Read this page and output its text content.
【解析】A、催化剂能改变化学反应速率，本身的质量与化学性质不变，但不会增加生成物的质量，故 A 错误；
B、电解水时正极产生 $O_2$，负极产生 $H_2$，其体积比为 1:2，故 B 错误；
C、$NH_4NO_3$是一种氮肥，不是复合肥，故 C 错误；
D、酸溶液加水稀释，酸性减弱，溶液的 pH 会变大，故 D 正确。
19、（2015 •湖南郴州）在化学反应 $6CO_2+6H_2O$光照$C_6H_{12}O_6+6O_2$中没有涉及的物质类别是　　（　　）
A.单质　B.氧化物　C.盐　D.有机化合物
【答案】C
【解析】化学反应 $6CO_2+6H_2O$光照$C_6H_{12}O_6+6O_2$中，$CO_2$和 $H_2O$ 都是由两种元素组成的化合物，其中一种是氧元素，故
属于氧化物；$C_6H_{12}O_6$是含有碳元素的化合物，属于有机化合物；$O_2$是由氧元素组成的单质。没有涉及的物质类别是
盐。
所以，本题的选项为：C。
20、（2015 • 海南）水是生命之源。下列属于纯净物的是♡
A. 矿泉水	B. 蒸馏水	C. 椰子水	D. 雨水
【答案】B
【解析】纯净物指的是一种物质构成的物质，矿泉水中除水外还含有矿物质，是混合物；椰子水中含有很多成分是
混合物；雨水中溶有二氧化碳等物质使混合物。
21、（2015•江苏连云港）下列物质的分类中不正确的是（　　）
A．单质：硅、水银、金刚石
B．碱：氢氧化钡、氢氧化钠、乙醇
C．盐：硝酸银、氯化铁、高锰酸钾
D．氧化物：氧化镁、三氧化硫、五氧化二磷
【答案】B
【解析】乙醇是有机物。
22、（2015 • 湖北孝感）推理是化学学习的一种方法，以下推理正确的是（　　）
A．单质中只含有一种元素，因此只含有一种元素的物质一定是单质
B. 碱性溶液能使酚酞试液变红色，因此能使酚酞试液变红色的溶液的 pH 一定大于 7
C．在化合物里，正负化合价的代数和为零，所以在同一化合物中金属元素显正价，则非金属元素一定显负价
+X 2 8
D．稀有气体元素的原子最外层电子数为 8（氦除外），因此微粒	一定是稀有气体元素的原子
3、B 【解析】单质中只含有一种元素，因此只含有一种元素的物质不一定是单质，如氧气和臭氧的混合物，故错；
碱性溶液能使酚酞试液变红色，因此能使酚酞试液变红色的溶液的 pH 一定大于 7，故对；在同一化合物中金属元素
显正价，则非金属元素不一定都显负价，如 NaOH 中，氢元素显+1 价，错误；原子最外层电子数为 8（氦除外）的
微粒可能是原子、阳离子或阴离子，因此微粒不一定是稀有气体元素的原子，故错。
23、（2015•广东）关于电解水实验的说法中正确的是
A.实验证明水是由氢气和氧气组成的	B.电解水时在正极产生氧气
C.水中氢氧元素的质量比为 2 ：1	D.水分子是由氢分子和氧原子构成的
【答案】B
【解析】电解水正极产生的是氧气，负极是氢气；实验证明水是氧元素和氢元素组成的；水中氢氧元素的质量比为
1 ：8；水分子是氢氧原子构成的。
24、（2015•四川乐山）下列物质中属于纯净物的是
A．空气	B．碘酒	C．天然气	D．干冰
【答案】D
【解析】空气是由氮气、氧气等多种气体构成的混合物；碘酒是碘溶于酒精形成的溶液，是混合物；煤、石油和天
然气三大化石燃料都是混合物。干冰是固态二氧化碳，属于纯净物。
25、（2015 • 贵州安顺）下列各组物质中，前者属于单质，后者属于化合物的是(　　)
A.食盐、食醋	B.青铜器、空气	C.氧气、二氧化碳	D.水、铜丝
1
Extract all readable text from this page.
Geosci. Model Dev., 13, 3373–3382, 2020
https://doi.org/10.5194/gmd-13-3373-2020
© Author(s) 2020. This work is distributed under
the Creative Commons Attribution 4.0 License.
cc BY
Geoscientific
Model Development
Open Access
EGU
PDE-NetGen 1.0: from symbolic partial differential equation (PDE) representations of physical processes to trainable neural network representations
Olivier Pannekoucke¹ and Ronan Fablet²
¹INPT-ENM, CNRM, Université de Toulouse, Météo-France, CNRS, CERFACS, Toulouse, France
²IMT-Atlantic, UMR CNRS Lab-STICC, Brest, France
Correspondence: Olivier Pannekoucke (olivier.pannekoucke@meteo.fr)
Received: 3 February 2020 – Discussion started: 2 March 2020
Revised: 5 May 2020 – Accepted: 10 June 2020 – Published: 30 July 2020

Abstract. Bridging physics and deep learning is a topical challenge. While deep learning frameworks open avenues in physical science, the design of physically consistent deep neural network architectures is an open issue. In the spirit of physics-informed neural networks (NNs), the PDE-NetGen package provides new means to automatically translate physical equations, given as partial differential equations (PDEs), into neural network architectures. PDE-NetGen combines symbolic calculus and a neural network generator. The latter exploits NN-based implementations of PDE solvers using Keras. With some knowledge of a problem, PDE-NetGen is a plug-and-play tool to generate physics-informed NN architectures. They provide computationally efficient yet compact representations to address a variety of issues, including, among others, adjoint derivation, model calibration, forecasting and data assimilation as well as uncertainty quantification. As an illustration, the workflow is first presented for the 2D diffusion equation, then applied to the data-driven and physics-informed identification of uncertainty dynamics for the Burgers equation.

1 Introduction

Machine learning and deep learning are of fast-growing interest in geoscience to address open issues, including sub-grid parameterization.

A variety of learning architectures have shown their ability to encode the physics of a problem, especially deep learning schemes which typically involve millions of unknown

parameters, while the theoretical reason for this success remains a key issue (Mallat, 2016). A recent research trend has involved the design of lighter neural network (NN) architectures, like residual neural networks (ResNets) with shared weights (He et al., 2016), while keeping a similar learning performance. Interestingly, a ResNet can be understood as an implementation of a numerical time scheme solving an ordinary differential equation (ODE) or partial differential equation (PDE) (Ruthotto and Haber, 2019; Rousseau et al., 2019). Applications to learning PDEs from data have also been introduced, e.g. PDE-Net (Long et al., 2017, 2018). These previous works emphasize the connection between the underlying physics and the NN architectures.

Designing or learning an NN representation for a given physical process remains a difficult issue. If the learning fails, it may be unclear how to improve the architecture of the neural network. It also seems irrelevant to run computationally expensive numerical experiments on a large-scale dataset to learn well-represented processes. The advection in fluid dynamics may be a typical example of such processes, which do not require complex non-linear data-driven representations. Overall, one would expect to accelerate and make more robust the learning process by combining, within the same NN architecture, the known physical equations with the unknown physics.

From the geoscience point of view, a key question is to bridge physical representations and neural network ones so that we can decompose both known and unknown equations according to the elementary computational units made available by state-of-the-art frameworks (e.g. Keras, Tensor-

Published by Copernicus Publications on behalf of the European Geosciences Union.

* **EXERCISE**
Go over the entries above and say how many lines hold the string "单质中只含有一种元素", with no other text.

* **RESULT OF THIS TASK**
2